Records
..........
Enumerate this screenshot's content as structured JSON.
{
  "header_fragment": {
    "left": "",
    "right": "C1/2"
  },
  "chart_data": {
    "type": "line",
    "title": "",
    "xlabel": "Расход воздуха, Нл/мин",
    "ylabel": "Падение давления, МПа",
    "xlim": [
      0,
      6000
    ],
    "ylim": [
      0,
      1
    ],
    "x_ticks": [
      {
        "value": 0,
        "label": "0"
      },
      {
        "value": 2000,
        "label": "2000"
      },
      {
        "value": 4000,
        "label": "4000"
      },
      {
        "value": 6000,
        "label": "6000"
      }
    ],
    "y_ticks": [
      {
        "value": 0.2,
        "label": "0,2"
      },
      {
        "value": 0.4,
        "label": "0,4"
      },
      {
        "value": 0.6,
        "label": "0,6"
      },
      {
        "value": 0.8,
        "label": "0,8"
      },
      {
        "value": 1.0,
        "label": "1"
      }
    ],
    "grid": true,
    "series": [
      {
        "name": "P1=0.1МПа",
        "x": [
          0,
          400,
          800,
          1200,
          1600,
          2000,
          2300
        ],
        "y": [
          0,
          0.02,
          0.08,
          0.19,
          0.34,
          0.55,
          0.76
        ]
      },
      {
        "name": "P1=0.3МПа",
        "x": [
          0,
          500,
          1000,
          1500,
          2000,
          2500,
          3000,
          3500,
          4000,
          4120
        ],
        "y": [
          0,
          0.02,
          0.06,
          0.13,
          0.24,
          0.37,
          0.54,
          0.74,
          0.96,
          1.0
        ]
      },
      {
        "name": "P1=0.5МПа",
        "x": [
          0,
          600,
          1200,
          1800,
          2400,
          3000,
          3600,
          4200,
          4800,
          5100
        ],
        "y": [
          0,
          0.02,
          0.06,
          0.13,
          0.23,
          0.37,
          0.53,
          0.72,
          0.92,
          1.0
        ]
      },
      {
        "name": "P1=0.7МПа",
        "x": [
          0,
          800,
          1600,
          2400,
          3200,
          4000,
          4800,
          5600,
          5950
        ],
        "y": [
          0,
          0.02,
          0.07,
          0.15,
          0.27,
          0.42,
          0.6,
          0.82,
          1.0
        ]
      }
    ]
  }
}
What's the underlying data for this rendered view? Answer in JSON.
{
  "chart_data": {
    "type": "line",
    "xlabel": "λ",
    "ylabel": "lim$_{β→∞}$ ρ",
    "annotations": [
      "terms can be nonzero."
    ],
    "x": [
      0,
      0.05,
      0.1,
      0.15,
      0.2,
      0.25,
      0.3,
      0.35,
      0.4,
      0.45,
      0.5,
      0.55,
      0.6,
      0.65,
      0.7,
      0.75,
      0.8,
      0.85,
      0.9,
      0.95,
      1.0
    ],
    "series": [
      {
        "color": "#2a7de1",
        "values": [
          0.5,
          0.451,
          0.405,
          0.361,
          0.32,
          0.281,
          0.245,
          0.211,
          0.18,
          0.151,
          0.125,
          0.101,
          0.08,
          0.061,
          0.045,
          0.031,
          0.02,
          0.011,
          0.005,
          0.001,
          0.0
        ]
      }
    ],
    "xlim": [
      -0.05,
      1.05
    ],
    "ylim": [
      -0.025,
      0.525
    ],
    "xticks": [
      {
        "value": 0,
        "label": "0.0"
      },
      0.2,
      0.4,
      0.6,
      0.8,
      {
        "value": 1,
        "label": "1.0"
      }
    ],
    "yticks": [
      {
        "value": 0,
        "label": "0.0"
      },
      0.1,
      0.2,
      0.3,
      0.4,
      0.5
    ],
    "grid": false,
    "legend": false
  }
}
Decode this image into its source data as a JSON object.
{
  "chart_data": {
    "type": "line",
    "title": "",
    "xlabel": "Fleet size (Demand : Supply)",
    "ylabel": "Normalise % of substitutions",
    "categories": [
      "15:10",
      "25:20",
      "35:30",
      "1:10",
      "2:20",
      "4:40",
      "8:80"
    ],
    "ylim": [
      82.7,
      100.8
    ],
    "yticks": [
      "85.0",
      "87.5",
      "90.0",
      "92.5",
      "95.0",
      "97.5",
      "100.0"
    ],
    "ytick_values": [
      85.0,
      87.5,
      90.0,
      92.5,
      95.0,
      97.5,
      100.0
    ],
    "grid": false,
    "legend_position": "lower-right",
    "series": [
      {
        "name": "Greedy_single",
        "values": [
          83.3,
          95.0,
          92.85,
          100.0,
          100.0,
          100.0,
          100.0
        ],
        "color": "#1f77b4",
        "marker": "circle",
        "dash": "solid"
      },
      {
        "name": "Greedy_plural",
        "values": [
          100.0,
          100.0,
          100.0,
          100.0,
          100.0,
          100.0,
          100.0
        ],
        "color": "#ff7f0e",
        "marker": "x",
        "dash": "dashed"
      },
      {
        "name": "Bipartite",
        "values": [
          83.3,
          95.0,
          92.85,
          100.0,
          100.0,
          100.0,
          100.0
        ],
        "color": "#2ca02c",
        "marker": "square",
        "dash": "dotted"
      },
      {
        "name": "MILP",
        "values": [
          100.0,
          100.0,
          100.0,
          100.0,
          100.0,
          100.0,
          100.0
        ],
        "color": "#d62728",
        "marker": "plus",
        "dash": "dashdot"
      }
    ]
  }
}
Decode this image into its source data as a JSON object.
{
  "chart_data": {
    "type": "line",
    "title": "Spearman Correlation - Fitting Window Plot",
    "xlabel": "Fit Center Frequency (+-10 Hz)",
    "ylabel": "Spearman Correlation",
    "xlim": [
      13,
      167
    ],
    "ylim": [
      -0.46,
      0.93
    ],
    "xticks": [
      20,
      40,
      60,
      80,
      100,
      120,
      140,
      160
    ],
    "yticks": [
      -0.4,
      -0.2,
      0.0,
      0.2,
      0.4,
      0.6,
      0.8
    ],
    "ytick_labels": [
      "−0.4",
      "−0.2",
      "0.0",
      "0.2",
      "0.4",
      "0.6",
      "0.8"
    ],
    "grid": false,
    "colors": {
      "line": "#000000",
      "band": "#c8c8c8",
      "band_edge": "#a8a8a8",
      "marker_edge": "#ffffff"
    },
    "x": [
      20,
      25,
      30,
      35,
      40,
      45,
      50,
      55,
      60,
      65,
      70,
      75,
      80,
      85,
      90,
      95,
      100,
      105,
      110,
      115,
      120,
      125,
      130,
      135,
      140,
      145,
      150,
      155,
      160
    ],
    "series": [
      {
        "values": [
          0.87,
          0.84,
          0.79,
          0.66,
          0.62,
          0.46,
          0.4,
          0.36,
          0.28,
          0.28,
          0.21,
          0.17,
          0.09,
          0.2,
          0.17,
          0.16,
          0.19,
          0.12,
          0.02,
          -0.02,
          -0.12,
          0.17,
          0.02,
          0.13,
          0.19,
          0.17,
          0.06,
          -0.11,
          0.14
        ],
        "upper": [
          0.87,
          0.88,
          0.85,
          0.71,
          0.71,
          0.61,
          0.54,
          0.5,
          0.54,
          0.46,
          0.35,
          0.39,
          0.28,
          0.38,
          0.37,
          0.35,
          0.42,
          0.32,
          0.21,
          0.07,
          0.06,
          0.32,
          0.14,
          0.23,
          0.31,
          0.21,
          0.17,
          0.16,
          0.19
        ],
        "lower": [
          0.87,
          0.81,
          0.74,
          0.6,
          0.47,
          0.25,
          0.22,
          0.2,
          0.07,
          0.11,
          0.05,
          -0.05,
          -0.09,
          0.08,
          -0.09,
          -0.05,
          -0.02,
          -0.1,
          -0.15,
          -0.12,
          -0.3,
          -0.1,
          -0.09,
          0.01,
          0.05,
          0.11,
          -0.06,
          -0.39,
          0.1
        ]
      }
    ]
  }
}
..........
Look through the entries above and list every line containing "dash".

SOLVED EXERCISE:
        "dash": "solid"
        "dash": "dashed"
        "dash": "dotted"
        "dash": "dashdot"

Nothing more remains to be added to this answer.